** start THE DATA **

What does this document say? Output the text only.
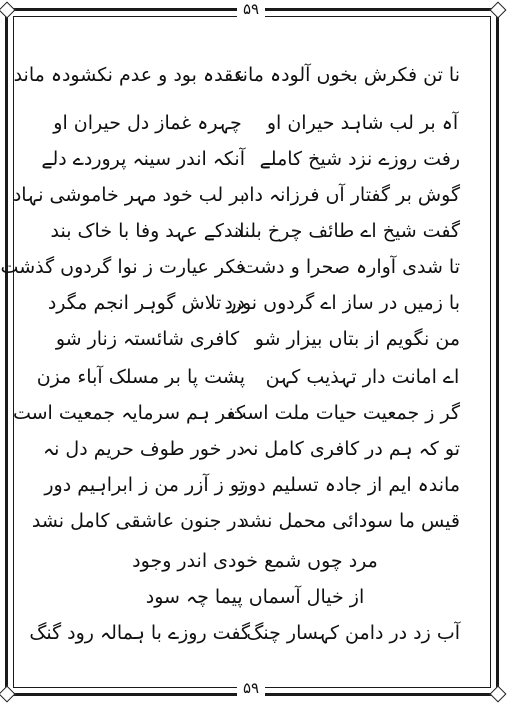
۵۹
۵۹
نا تن فکرش بخوں آلودہ ماند
عقدہ بود و عدم نکشودہ ماند
آہ بر لب شاہد حیران او
چہرہ غماز دل حیران او
رفت روزے نزد شیخ کاملے
آنکہ اندر سینہ پروردے دلے
گوش بر گفتار آں فرزانہ داد
بر لب خود مہر خاموشی نہاد
گفت شیخ اے طائف چرخ بلند
اندکے عہد وفا با خاک بند
تا شدی آوارہ صحرا و دشت
فکر عیارت ز نوا گردوں گذشت
با زمیں در ساز اے گردوں نورد
در تلاش گوہر انجم مگرد
من نگویم از بتاں بیزار شو
کافری شائستہ زنار شو
اے امانت دار تہذیب کہن
پشت پا بر مسلک آباء مزن
گر ز جمعیت حیات ملت است
کفر ہم سرمایہ جمعیت است
تو کہ ہم در کافری کامل نہ
در خور طوف حریم دل نہ
ماندہ ایم از جادہ تسلیم دور
تو ز آزر من ز ابراہیم دور
قیس ما سودائی محمل نشد
در جنون عاشقی کامل نشد
مرد چوں شمع خودی اندر وجود
از خیال آسماں پیما چہ سود
آب زد در دامن کہسار چنگ
گفت روزے با ہمالہ رود گنگ
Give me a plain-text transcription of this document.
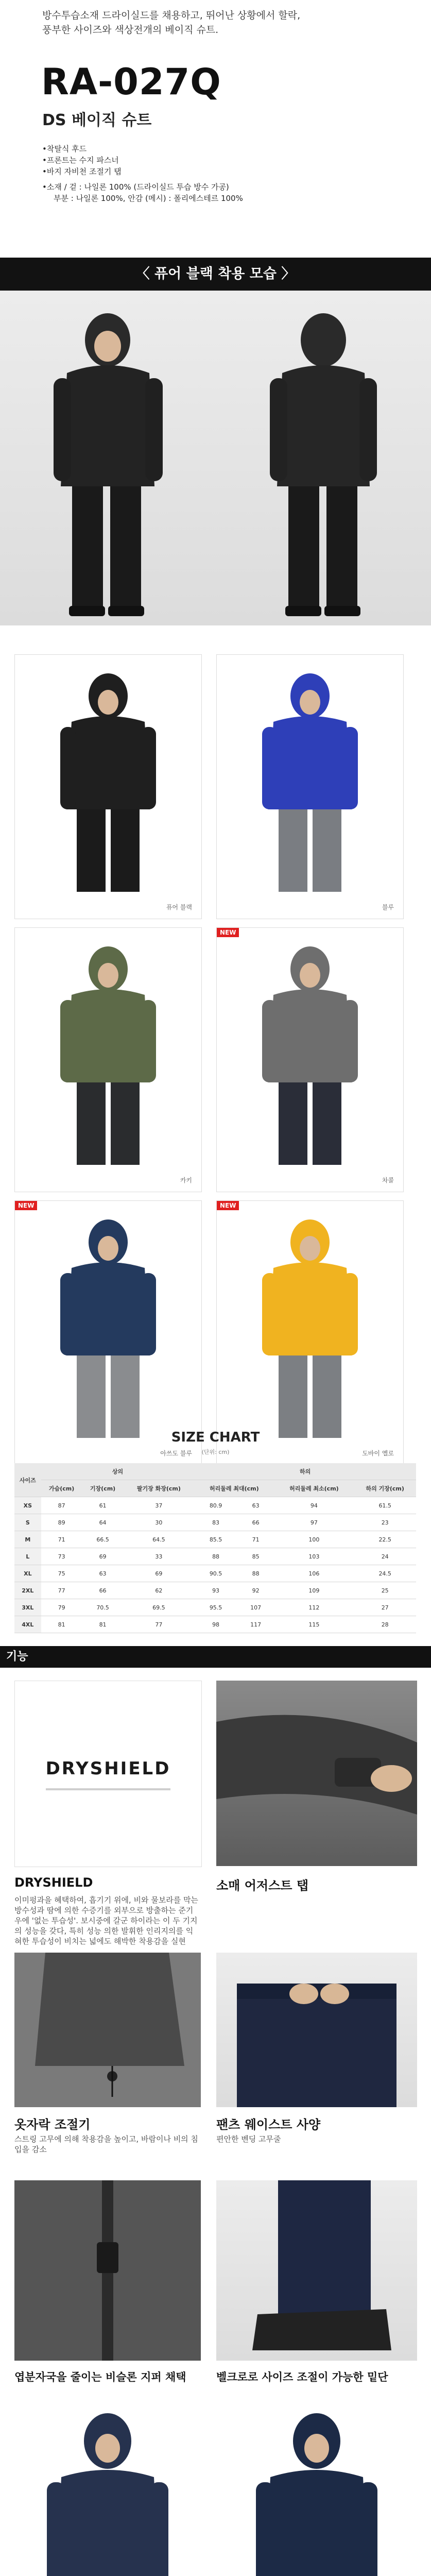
방수투습소재 드라이실드를 채용하고, 뛰어난 상황에서 할락,
풍부한 사이즈와 색상전개의 베이직 슈트.
RA-027Q
DS 베이직 슈트
•착탈식 후드
•프론트는 수지 파스너
•바지 자비천 조절기 탭
•소재 / 겉 : 나일론 100% (드라이실드 투습 방수 가공)
부분 : 나일론 100%, 안감 (메시) : 폴리에스테르 100%
〈 퓨어 블랙 착용 모습 〉
퓨어 블랙	블루
카키
NEW
차콜
NEW
아쓰도 블루
NEW
도바이 옐로
SIZE CHART
(단위: cm)
사이즈	상의			하의			
	가슴(cm)	기장(cm)	팔기장 화장(cm)	허리둘레 최대(cm)		허리둘레 최소(cm)	하의 기장(cm)
XS	87	61	37	80.9	63	94	61.5
S	89	64	30	83	66	97	23
M	71	66.5	64.5	85.5	71	100	22.5
L	73	69	33	88	85	103	24
XL	75	63	69	90.5	88	106	24.5
2XL	77	66	62	93	92	109	25
3XL	79	70.5	69.5	95.5	107	112	27
4XL	81	81	77	98	117	115	28
기능
DRYSHIELD
DRYSHIELD
이미펑과을 혜택하여, 흡기기 위에, 비와 물보라를 막는 방수성과 땀에 의한 수증기를 외부으로 방출하는 준기우에 '없는 투습성'. 보시중에 갈군 하이라는 이 두 기지의 성능을 갖다, 특히 성능 의한 발휘한 인리지의를 익혀한 투습성이 비치는 넓에도 해박한 착용감을 실현
소매 어저스트 탭
옷자락 조절기
스트링 고무에 의해 착용감을 높이고, 바람이나 비의 침입을 감소
팬츠 웨이스트 사양
편안한 벤딩 고무줄
엽분자국을 줄이는 비슬론 지퍼 채택	벨크로로 사이즈 조절이 가능한 밑단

** end THE DATA **

*DO THIS*
Output all the records, word for word, with no pictures in the copy.

*RESULT OF THIS EXERCISE*
What does this document say? Output the text only.
۵۹
۵۹
نا تن فکرش بخوں آلودہ ماند
عقدہ بود و عدم نکشودہ ماند
آہ بر لب شاہد حیران او
چہرہ غماز دل حیران او
رفت روزے نزد شیخ کاملے
آنکہ اندر سینہ پروردے دلے
گوش بر گفتار آں فرزانہ داد
بر لب خود مہر خاموشی نہاد
گفت شیخ اے طائف چرخ بلند
اندکے عہد وفا با خاک بند
تا شدی آوارہ صحرا و دشت
فکر عیارت ز نوا گردوں گذشت
با زمیں در ساز اے گردوں نورد
در تلاش گوہر انجم مگرد
من نگویم از بتاں بیزار شو
کافری شائستہ زنار شو
اے امانت دار تہذیب کہن
پشت پا بر مسلک آباء مزن
گر ز جمعیت حیات ملت است
کفر ہم سرمایہ جمعیت است
تو کہ ہم در کافری کامل نہ
در خور طوف حریم دل نہ
ماندہ ایم از جادہ تسلیم دور
تو ز آزر من ز ابراہیم دور
قیس ما سودائی محمل نشد
در جنون عاشقی کامل نشد
مرد چوں شمع خودی اندر وجود
از خیال آسماں پیما چہ سود
آب زد در دامن کہسار چنگ
گفت روزے با ہمالہ رود گنگ
Give me a plain-text transcription of this document.
방수투습소재 드라이실드를 채용하고, 뛰어난 상황에서 할락,
풍부한 사이즈와 색상전개의 베이직 슈트.
RA-027Q
DS 베이직 슈트
•착탈식 후드
•프론트는 수지 파스너
•바지 자비천 조절기 탭
•소재 / 겉 : 나일론 100% (드라이실드 투습 방수 가공)
부분 : 나일론 100%, 안감 (메시) : 폴리에스테르 100%
〈 퓨어 블랙 착용 모습 〉
퓨어 블랙	블루
카키
NEW
차콜
NEW
아쓰도 블루
NEW
도바이 옐로
SIZE CHART
(단위: cm)
사이즈	상의			하의			
	가슴(cm)	기장(cm)	팔기장 화장(cm)	허리둘레 최대(cm)		허리둘레 최소(cm)	하의 기장(cm)
XS	87	61	37	80.9	63	94	61.5
S	89	64	30	83	66	97	23
M	71	66.5	64.5	85.5	71	100	22.5
L	73	69	33	88	85	103	24
XL	75	63	69	90.5	88	106	24.5
2XL	77	66	62	93	92	109	25
3XL	79	70.5	69.5	95.5	107	112	27
4XL	81	81	77	98	117	115	28
기능
DRYSHIELD
DRYSHIELD
이미펑과을 혜택하여, 흡기기 위에, 비와 물보라를 막는 방수성과 땀에 의한 수증기를 외부으로 방출하는 준기우에 '없는 투습성'. 보시중에 갈군 하이라는 이 두 기지의 성능을 갖다, 특히 성능 의한 발휘한 인리지의를 익혀한 투습성이 비치는 넓에도 해박한 착용감을 실현
소매 어저스트 탭
옷자락 조절기
스트링 고무에 의해 착용감을 높이고, 바람이나 비의 침입을 감소
팬츠 웨이스트 사양
편안한 벤딩 고무줄
엽분자국을 줄이는 비슬론 지퍼 채택	벨크로로 사이즈 조절이 가능한 밑단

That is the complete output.